Quote the listing below in its entirety.

**Record list:**

## START

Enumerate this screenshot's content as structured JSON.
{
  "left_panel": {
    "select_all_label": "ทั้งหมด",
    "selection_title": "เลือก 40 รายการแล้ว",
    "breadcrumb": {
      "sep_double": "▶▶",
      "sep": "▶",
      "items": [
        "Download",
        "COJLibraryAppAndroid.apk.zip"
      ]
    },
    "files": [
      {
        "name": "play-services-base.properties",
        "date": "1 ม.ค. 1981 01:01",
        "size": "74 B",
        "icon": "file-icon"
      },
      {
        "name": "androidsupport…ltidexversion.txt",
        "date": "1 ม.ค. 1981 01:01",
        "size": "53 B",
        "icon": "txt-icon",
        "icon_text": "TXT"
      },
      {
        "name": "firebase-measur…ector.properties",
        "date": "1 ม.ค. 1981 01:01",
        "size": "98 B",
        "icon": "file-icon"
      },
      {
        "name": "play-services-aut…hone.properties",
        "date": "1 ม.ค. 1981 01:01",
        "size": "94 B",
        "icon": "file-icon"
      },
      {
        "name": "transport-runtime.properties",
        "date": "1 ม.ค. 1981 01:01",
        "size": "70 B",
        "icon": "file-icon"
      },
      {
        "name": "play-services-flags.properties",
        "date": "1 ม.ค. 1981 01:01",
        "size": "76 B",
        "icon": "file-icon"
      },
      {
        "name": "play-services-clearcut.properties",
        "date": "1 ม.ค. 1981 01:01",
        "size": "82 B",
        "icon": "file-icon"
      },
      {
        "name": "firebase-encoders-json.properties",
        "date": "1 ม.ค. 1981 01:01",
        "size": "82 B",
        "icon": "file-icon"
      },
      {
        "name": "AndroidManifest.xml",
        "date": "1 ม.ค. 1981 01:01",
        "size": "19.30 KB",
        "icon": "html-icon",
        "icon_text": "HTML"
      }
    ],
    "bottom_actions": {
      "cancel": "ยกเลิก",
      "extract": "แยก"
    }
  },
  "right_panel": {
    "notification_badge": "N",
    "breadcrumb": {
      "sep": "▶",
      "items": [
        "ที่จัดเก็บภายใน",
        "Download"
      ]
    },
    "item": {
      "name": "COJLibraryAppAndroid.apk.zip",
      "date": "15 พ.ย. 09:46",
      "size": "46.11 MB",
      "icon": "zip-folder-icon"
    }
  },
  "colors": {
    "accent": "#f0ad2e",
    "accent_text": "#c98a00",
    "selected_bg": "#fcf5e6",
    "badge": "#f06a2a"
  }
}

## END

**Result for this exercise:**
Enumerate this screenshot's content as structured JSON.
{
  "left_panel": {
    "select_all_label": "ทั้งหมด",
    "selection_title": "เลือก 40 รายการแล้ว",
    "breadcrumb": {
      "sep_double": "▶▶",
      "sep": "▶",
      "items": [
        "Download",
        "COJLibraryAppAndroid.apk.zip"
      ]
    },
    "files": [
      {
        "name": "play-services-base.properties",
        "date": "1 ม.ค. 1981 01:01",
        "size": "74 B",
        "icon": "file-icon"
      },
      {
        "name": "androidsupport…ltidexversion.txt",
        "date": "1 ม.ค. 1981 01:01",
        "size": "53 B",
        "icon": "txt-icon",
        "icon_text": "TXT"
      },
      {
        "name": "firebase-measur…ector.properties",
        "date": "1 ม.ค. 1981 01:01",
        "size": "98 B",
        "icon": "file-icon"
      },
      {
        "name": "play-services-aut…hone.properties",
        "date": "1 ม.ค. 1981 01:01",
        "size": "94 B",
        "icon": "file-icon"
      },
      {
        "name": "transport-runtime.properties",
        "date": "1 ม.ค. 1981 01:01",
        "size": "70 B",
        "icon": "file-icon"
      },
      {
        "name": "play-services-flags.properties",
        "date": "1 ม.ค. 1981 01:01",
        "size": "76 B",
        "icon": "file-icon"
      },
      {
        "name": "play-services-clearcut.properties",
        "date": "1 ม.ค. 1981 01:01",
        "size": "82 B",
        "icon": "file-icon"
      },
      {
        "name": "firebase-encoders-json.properties",
        "date": "1 ม.ค. 1981 01:01",
        "size": "82 B",
        "icon": "file-icon"
      },
      {
        "name": "AndroidManifest.xml",
        "date": "1 ม.ค. 1981 01:01",
        "size": "19.30 KB",
        "icon": "html-icon",
        "icon_text": "HTML"
      }
    ],
    "bottom_actions": {
      "cancel": "ยกเลิก",
      "extract": "แยก"
    }
  },
  "right_panel": {
    "notification_badge": "N",
    "breadcrumb": {
      "sep": "▶",
      "items": [
        "ที่จัดเก็บภายใน",
        "Download"
      ]
    },
    "item": {
      "name": "COJLibraryAppAndroid.apk.zip",
      "date": "15 พ.ย. 09:46",
      "size": "46.11 MB",
      "icon": "zip-folder-icon"
    }
  },
  "colors": {
    "accent": "#f0ad2e",
    "accent_text": "#c98a00",
    "selected_bg": "#fcf5e6",
    "badge": "#f06a2a"
  }
}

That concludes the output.